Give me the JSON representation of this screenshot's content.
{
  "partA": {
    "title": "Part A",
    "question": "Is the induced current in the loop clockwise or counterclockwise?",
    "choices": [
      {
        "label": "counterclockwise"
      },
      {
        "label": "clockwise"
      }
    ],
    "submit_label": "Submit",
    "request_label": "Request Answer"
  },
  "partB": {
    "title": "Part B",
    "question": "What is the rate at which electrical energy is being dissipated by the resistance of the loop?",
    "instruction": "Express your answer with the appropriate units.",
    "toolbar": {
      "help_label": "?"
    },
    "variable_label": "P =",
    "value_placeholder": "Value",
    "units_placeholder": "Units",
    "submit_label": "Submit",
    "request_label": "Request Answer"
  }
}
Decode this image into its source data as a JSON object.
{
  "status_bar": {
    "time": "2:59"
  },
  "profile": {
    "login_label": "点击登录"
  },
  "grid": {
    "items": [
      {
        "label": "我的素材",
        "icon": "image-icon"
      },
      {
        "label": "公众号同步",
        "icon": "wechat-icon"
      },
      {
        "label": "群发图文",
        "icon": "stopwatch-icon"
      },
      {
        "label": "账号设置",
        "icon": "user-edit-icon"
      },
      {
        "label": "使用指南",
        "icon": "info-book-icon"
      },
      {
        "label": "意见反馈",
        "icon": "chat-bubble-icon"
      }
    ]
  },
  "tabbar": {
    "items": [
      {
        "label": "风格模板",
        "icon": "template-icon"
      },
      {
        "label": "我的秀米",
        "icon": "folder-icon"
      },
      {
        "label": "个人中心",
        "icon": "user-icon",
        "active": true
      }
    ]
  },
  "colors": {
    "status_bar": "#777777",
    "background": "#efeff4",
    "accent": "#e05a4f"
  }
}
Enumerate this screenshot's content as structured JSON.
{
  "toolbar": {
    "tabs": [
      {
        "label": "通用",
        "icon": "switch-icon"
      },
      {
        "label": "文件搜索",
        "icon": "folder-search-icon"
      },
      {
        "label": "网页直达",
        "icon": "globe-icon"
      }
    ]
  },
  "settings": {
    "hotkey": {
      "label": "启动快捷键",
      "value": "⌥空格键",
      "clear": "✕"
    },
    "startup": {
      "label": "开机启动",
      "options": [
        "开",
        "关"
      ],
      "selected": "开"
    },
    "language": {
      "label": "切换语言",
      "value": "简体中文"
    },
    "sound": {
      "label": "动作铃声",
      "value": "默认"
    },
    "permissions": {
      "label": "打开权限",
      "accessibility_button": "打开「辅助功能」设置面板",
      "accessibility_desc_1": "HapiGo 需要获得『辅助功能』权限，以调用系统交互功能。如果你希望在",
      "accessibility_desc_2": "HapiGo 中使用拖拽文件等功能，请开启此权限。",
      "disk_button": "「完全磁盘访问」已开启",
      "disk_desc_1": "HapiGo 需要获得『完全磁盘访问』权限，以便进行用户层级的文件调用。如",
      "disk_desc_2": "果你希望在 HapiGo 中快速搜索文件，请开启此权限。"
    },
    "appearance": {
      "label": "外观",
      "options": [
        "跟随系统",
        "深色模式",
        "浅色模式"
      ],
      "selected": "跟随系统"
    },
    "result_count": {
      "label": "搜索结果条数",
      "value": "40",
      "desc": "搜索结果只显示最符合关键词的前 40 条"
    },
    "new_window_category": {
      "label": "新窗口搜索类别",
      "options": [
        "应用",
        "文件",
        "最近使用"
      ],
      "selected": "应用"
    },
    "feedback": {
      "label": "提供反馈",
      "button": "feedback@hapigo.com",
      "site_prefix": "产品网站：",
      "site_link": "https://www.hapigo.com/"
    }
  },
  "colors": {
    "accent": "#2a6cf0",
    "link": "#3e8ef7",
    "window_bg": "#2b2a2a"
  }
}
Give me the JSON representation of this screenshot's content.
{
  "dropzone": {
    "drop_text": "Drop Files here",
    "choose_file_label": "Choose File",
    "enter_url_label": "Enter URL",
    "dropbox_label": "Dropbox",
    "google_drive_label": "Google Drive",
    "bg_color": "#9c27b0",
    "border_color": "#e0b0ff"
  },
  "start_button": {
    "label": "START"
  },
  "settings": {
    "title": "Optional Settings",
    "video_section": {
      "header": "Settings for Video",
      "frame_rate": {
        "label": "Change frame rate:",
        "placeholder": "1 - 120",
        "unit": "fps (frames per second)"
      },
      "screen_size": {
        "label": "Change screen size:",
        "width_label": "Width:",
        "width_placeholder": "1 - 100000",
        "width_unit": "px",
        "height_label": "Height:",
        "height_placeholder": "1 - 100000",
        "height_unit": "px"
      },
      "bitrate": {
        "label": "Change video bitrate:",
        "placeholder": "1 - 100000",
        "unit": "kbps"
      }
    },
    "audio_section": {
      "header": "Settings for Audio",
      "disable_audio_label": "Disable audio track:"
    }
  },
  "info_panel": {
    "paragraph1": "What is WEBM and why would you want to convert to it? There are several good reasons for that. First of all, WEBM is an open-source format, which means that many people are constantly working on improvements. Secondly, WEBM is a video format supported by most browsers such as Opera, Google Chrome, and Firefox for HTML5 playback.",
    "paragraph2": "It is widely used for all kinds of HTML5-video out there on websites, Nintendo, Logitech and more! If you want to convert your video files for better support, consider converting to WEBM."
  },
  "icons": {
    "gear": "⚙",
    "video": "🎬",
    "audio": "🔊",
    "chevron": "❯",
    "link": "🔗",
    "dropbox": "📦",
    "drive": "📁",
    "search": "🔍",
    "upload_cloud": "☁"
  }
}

| WHAT THIS TASK INVOLVES |
Repeat the entries shown above, every one, word for word.

| EXPECTED OUTPUT |
Give me the JSON representation of this screenshot's content.
{
  "partA": {
    "title": "Part A",
    "question": "Is the induced current in the loop clockwise or counterclockwise?",
    "choices": [
      {
        "label": "counterclockwise"
      },
      {
        "label": "clockwise"
      }
    ],
    "submit_label": "Submit",
    "request_label": "Request Answer"
  },
  "partB": {
    "title": "Part B",
    "question": "What is the rate at which electrical energy is being dissipated by the resistance of the loop?",
    "instruction": "Express your answer with the appropriate units.",
    "toolbar": {
      "help_label": "?"
    },
    "variable_label": "P =",
    "value_placeholder": "Value",
    "units_placeholder": "Units",
    "submit_label": "Submit",
    "request_label": "Request Answer"
  }
}
Decode this image into its source data as a JSON object.
{
  "status_bar": {
    "time": "2:59"
  },
  "profile": {
    "login_label": "点击登录"
  },
  "grid": {
    "items": [
      {
        "label": "我的素材",
        "icon": "image-icon"
      },
      {
        "label": "公众号同步",
        "icon": "wechat-icon"
      },
      {
        "label": "群发图文",
        "icon": "stopwatch-icon"
      },
      {
        "label": "账号设置",
        "icon": "user-edit-icon"
      },
      {
        "label": "使用指南",
        "icon": "info-book-icon"
      },
      {
        "label": "意见反馈",
        "icon": "chat-bubble-icon"
      }
    ]
  },
  "tabbar": {
    "items": [
      {
        "label": "风格模板",
        "icon": "template-icon"
      },
      {
        "label": "我的秀米",
        "icon": "folder-icon"
      },
      {
        "label": "个人中心",
        "icon": "user-icon",
        "active": true
      }
    ]
  },
  "colors": {
    "status_bar": "#777777",
    "background": "#efeff4",
    "accent": "#e05a4f"
  }
}
Enumerate this screenshot's content as structured JSON.
{
  "toolbar": {
    "tabs": [
      {
        "label": "通用",
        "icon": "switch-icon"
      },
      {
        "label": "文件搜索",
        "icon": "folder-search-icon"
      },
      {
        "label": "网页直达",
        "icon": "globe-icon"
      }
    ]
  },
  "settings": {
    "hotkey": {
      "label": "启动快捷键",
      "value": "⌥空格键",
      "clear": "✕"
    },
    "startup": {
      "label": "开机启动",
      "options": [
        "开",
        "关"
      ],
      "selected": "开"
    },
    "language": {
      "label": "切换语言",
      "value": "简体中文"
    },
    "sound": {
      "label": "动作铃声",
      "value": "默认"
    },
    "permissions": {
      "label": "打开权限",
      "accessibility_button": "打开「辅助功能」设置面板",
      "accessibility_desc_1": "HapiGo 需要获得『辅助功能』权限，以调用系统交互功能。如果你希望在",
      "accessibility_desc_2": "HapiGo 中使用拖拽文件等功能，请开启此权限。",
      "disk_button": "「完全磁盘访问」已开启",
      "disk_desc_1": "HapiGo 需要获得『完全磁盘访问』权限，以便进行用户层级的文件调用。如",
      "disk_desc_2": "果你希望在 HapiGo 中快速搜索文件，请开启此权限。"
    },
    "appearance": {
      "label": "外观",
      "options": [
        "跟随系统",
        "深色模式",
        "浅色模式"
      ],
      "selected": "跟随系统"
    },
    "result_count": {
      "label": "搜索结果条数",
      "value": "40",
      "desc": "搜索结果只显示最符合关键词的前 40 条"
    },
    "new_window_category": {
      "label": "新窗口搜索类别",
      "options": [
        "应用",
        "文件",
        "最近使用"
      ],
      "selected": "应用"
    },
    "feedback": {
      "label": "提供反馈",
      "button": "feedback@hapigo.com",
      "site_prefix": "产品网站：",
      "site_link": "https://www.hapigo.com/"
    }
  },
  "colors": {
    "accent": "#2a6cf0",
    "link": "#3e8ef7",
    "window_bg": "#2b2a2a"
  }
}
Give me the JSON representation of this screenshot's content.
{
  "dropzone": {
    "drop_text": "Drop Files here",
    "choose_file_label": "Choose File",
    "enter_url_label": "Enter URL",
    "dropbox_label": "Dropbox",
    "google_drive_label": "Google Drive",
    "bg_color": "#9c27b0",
    "border_color": "#e0b0ff"
  },
  "start_button": {
    "label": "START"
  },
  "settings": {
    "title": "Optional Settings",
    "video_section": {
      "header": "Settings for Video",
      "frame_rate": {
        "label": "Change frame rate:",
        "placeholder": "1 - 120",
        "unit": "fps (frames per second)"
      },
      "screen_size": {
        "label": "Change screen size:",
        "width_label": "Width:",
        "width_placeholder": "1 - 100000",
        "width_unit": "px",
        "height_label": "Height:",
        "height_placeholder": "1 - 100000",
        "height_unit": "px"
      },
      "bitrate": {
        "label": "Change video bitrate:",
        "placeholder": "1 - 100000",
        "unit": "kbps"
      }
    },
    "audio_section": {
      "header": "Settings for Audio",
      "disable_audio_label": "Disable audio track:"
    }
  },
  "info_panel": {
    "paragraph1": "What is WEBM and why would you want to convert to it? There are several good reasons for that. First of all, WEBM is an open-source format, which means that many people are constantly working on improvements. Secondly, WEBM is a video format supported by most browsers such as Opera, Google Chrome, and Firefox for HTML5 playback.",
    "paragraph2": "It is widely used for all kinds of HTML5-video out there on websites, Nintendo, Logitech and more! If you want to convert your video files for better support, consider converting to WEBM."
  },
  "icons": {
    "gear": "⚙",
    "video": "🎬",
    "audio": "🔊",
    "chevron": "❯",
    "link": "🔗",
    "dropbox": "📦",
    "drive": "📁",
    "search": "🔍",
    "upload_cloud": "☁"
  }
}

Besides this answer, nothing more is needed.